> [PROBLEM DESCRIPTION]: Find every line containing the word "relação" and report the count, nothing more.

(Items listed in a dataset)
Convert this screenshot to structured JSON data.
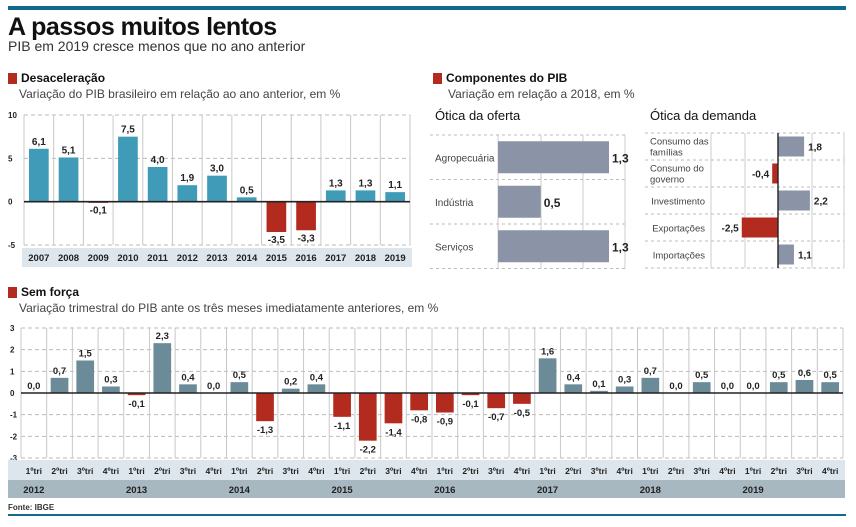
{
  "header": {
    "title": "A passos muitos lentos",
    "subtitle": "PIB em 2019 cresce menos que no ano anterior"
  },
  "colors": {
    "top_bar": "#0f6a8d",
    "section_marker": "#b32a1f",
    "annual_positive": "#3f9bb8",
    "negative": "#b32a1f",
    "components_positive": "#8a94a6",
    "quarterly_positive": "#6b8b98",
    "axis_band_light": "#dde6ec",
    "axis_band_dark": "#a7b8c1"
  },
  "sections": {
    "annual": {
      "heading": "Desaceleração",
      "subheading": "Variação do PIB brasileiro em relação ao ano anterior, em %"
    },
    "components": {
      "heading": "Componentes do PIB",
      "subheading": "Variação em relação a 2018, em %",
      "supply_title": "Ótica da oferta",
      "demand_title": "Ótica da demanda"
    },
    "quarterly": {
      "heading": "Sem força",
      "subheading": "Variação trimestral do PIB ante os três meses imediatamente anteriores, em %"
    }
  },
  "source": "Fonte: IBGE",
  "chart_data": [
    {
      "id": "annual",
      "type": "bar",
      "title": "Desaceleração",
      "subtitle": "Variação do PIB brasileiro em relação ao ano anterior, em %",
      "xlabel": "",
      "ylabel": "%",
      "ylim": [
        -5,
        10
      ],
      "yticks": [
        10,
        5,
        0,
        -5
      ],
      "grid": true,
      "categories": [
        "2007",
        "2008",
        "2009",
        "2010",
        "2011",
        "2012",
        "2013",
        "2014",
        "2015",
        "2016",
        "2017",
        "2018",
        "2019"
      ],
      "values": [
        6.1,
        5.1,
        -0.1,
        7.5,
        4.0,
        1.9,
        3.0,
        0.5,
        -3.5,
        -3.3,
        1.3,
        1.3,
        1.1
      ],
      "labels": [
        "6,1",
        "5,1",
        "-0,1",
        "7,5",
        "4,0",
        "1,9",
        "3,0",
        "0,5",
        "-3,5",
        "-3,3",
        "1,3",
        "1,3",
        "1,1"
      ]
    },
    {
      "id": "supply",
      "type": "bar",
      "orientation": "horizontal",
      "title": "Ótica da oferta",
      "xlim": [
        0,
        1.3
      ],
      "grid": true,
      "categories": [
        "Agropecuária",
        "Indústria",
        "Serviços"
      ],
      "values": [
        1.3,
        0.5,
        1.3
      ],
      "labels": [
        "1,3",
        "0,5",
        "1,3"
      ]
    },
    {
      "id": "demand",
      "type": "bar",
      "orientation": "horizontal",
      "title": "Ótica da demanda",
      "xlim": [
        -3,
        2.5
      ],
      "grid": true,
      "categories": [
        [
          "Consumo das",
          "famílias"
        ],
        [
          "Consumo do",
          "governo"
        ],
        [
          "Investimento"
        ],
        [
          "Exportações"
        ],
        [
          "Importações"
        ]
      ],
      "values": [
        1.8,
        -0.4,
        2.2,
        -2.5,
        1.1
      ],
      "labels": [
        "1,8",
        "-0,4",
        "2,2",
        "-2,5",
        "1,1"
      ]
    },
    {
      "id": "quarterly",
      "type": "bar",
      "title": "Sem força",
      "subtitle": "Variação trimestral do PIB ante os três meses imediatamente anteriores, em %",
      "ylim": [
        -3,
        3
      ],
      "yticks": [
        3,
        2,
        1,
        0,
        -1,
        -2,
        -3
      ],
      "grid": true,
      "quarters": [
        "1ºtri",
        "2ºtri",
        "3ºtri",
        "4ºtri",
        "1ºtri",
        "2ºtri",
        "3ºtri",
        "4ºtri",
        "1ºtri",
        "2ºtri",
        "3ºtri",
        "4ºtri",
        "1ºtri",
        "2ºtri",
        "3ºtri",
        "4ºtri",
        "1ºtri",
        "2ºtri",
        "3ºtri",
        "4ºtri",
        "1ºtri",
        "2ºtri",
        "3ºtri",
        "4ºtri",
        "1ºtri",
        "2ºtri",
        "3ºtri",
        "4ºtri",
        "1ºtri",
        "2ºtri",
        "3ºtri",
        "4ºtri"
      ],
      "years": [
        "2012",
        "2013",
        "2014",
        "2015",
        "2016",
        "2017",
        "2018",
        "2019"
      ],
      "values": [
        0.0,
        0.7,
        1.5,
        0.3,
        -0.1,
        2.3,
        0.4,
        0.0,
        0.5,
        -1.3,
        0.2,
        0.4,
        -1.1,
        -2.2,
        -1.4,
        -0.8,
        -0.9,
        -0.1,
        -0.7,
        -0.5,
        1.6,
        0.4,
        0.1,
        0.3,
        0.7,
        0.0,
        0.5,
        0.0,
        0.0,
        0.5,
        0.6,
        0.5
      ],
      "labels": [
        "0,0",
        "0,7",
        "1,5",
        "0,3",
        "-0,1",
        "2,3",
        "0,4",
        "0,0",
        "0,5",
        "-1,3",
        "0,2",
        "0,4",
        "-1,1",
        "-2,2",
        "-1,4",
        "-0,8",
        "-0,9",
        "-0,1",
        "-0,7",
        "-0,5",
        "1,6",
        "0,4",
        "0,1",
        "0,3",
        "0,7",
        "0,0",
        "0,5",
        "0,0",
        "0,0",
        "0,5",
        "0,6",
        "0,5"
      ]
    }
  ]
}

> [SOLUTION FOR THIS PROBLEM]: 3